-- Start --

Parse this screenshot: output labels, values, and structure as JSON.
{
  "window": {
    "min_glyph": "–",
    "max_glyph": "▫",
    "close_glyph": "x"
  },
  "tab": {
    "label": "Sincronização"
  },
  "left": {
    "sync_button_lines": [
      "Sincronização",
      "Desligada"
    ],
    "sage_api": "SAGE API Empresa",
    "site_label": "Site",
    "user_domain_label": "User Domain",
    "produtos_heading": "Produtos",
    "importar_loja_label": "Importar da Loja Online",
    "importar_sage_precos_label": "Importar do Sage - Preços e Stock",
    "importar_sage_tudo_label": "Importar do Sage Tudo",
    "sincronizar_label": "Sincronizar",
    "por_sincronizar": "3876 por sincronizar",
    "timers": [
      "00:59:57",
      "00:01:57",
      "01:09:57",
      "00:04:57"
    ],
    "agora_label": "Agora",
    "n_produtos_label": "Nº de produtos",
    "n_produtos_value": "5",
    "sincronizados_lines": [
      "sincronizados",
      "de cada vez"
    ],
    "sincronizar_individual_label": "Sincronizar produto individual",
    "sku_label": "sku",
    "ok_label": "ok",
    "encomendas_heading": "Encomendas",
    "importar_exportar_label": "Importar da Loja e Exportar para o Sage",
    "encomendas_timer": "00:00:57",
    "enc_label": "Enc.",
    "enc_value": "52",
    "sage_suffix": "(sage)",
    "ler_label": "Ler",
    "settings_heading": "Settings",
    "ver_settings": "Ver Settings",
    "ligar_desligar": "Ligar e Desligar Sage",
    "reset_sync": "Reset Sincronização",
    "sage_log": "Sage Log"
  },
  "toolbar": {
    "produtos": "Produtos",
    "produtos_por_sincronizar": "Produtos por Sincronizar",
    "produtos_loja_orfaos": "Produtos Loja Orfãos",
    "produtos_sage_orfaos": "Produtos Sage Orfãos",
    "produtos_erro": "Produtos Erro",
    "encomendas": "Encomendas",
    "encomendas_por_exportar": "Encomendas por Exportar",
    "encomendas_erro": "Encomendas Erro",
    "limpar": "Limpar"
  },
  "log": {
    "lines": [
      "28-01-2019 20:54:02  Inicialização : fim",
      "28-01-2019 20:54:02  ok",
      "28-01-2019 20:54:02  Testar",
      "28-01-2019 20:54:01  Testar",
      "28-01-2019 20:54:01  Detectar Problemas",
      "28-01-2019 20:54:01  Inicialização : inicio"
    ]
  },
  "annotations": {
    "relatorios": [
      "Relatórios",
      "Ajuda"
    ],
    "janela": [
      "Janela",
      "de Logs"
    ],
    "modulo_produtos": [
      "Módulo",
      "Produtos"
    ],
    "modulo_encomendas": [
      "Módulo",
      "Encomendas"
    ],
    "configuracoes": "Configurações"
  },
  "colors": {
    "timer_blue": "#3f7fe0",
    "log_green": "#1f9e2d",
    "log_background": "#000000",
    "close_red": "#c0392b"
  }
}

-- End --

TASK PROMPT: Set every line of the listing down word for word.

THE REPLY:
Parse this screenshot: output labels, values, and structure as JSON.
{
  "window": {
    "min_glyph": "–",
    "max_glyph": "▫",
    "close_glyph": "x"
  },
  "tab": {
    "label": "Sincronização"
  },
  "left": {
    "sync_button_lines": [
      "Sincronização",
      "Desligada"
    ],
    "sage_api": "SAGE API Empresa",
    "site_label": "Site",
    "user_domain_label": "User Domain",
    "produtos_heading": "Produtos",
    "importar_loja_label": "Importar da Loja Online",
    "importar_sage_precos_label": "Importar do Sage - Preços e Stock",
    "importar_sage_tudo_label": "Importar do Sage Tudo",
    "sincronizar_label": "Sincronizar",
    "por_sincronizar": "3876 por sincronizar",
    "timers": [
      "00:59:57",
      "00:01:57",
      "01:09:57",
      "00:04:57"
    ],
    "agora_label": "Agora",
    "n_produtos_label": "Nº de produtos",
    "n_produtos_value": "5",
    "sincronizados_lines": [
      "sincronizados",
      "de cada vez"
    ],
    "sincronizar_individual_label": "Sincronizar produto individual",
    "sku_label": "sku",
    "ok_label": "ok",
    "encomendas_heading": "Encomendas",
    "importar_exportar_label": "Importar da Loja e Exportar para o Sage",
    "encomendas_timer": "00:00:57",
    "enc_label": "Enc.",
    "enc_value": "52",
    "sage_suffix": "(sage)",
    "ler_label": "Ler",
    "settings_heading": "Settings",
    "ver_settings": "Ver Settings",
    "ligar_desligar": "Ligar e Desligar Sage",
    "reset_sync": "Reset Sincronização",
    "sage_log": "Sage Log"
  },
  "toolbar": {
    "produtos": "Produtos",
    "produtos_por_sincronizar": "Produtos por Sincronizar",
    "produtos_loja_orfaos": "Produtos Loja Orfãos",
    "produtos_sage_orfaos": "Produtos Sage Orfãos",
    "produtos_erro": "Produtos Erro",
    "encomendas": "Encomendas",
    "encomendas_por_exportar": "Encomendas por Exportar",
    "encomendas_erro": "Encomendas Erro",
    "limpar": "Limpar"
  },
  "log": {
    "lines": [
      "28-01-2019 20:54:02  Inicialização : fim",
      "28-01-2019 20:54:02  ok",
      "28-01-2019 20:54:02  Testar",
      "28-01-2019 20:54:01  Testar",
      "28-01-2019 20:54:01  Detectar Problemas",
      "28-01-2019 20:54:01  Inicialização : inicio"
    ]
  },
  "annotations": {
    "relatorios": [
      "Relatórios",
      "Ajuda"
    ],
    "janela": [
      "Janela",
      "de Logs"
    ],
    "modulo_produtos": [
      "Módulo",
      "Produtos"
    ],
    "modulo_encomendas": [
      "Módulo",
      "Encomendas"
    ],
    "configuracoes": "Configurações"
  },
  "colors": {
    "timer_blue": "#3f7fe0",
    "log_green": "#1f9e2d",
    "log_background": "#000000",
    "close_red": "#c0392b"
  }
}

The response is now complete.